**DATA:**
★ ★ ★ ★ ★

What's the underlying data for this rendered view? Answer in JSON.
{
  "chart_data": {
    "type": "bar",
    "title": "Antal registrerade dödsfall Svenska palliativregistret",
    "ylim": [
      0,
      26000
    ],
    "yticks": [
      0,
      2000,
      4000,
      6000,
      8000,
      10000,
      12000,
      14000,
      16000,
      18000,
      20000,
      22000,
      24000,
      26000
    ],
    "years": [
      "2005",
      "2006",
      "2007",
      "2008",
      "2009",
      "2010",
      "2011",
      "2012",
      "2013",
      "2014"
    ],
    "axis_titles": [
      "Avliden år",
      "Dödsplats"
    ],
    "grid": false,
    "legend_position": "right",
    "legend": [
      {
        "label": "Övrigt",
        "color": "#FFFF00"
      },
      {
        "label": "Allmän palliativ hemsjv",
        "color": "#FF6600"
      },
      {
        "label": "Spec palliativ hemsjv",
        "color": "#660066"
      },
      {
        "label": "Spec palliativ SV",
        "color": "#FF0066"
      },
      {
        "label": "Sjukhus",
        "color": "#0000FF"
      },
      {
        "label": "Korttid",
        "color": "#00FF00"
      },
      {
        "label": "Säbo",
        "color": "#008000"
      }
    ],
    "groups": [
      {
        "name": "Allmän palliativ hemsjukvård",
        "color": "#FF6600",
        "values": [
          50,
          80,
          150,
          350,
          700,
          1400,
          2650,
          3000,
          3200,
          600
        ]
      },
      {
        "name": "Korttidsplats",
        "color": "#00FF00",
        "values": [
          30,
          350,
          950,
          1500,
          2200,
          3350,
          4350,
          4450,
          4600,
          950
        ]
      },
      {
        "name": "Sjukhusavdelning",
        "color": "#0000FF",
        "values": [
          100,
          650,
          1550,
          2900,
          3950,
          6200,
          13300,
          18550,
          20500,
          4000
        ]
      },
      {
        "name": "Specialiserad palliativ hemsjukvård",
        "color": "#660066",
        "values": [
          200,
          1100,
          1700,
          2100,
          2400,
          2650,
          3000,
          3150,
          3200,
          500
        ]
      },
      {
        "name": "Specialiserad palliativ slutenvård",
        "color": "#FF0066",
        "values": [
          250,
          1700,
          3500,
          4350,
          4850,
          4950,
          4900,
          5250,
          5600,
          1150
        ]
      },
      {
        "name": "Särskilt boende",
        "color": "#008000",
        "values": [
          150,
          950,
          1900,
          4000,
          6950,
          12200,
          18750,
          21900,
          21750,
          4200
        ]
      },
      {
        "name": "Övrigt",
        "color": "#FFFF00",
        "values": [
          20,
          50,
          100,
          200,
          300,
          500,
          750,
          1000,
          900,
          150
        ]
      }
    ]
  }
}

★ ★ ★ ★ ★

**AIM OF THE TASK:** Take every line from the records above that has the word "Specialiserad" and copy it.

**EXPECTED OUTPUT:**
        "name": "Specialiserad palliativ hemsjukvård",
        "name": "Specialiserad palliativ slutenvård",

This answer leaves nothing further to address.